++++ GIVEN RECORDS ++++

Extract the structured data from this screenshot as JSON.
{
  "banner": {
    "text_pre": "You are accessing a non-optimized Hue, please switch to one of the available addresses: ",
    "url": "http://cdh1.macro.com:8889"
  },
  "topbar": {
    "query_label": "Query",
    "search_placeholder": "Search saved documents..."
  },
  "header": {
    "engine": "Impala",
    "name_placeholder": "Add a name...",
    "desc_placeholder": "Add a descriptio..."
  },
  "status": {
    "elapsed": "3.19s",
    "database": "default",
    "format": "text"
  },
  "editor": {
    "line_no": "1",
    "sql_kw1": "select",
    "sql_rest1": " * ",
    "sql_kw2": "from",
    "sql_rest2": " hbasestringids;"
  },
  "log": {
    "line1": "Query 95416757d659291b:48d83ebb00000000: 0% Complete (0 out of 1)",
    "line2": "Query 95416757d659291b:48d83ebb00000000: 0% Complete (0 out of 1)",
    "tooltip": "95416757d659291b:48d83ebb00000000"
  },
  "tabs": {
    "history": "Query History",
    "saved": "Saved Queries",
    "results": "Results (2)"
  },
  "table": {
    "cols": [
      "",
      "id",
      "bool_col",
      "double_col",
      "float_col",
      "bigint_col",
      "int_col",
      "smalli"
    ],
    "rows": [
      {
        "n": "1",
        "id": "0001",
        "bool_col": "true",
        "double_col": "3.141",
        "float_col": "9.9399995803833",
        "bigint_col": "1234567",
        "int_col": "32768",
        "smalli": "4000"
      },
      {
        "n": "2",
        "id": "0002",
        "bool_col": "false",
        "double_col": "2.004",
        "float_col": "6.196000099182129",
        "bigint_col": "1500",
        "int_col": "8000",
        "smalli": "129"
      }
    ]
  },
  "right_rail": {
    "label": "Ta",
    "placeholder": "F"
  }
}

++++

Nothing in the data may differ; print all of it exactly as written.

:: TASK SOLUTION ::
Extract the structured data from this screenshot as JSON.
{
  "banner": {
    "text_pre": "You are accessing a non-optimized Hue, please switch to one of the available addresses: ",
    "url": "http://cdh1.macro.com:8889"
  },
  "topbar": {
    "query_label": "Query",
    "search_placeholder": "Search saved documents..."
  },
  "header": {
    "engine": "Impala",
    "name_placeholder": "Add a name...",
    "desc_placeholder": "Add a descriptio..."
  },
  "status": {
    "elapsed": "3.19s",
    "database": "default",
    "format": "text"
  },
  "editor": {
    "line_no": "1",
    "sql_kw1": "select",
    "sql_rest1": " * ",
    "sql_kw2": "from",
    "sql_rest2": " hbasestringids;"
  },
  "log": {
    "line1": "Query 95416757d659291b:48d83ebb00000000: 0% Complete (0 out of 1)",
    "line2": "Query 95416757d659291b:48d83ebb00000000: 0% Complete (0 out of 1)",
    "tooltip": "95416757d659291b:48d83ebb00000000"
  },
  "tabs": {
    "history": "Query History",
    "saved": "Saved Queries",
    "results": "Results (2)"
  },
  "table": {
    "cols": [
      "",
      "id",
      "bool_col",
      "double_col",
      "float_col",
      "bigint_col",
      "int_col",
      "smalli"
    ],
    "rows": [
      {
        "n": "1",
        "id": "0001",
        "bool_col": "true",
        "double_col": "3.141",
        "float_col": "9.9399995803833",
        "bigint_col": "1234567",
        "int_col": "32768",
        "smalli": "4000"
      },
      {
        "n": "2",
        "id": "0002",
        "bool_col": "false",
        "double_col": "2.004",
        "float_col": "6.196000099182129",
        "bigint_col": "1500",
        "int_col": "8000",
        "smalli": "129"
      }
    ]
  },
  "right_rail": {
    "label": "Ta",
    "placeholder": "F"
  }
}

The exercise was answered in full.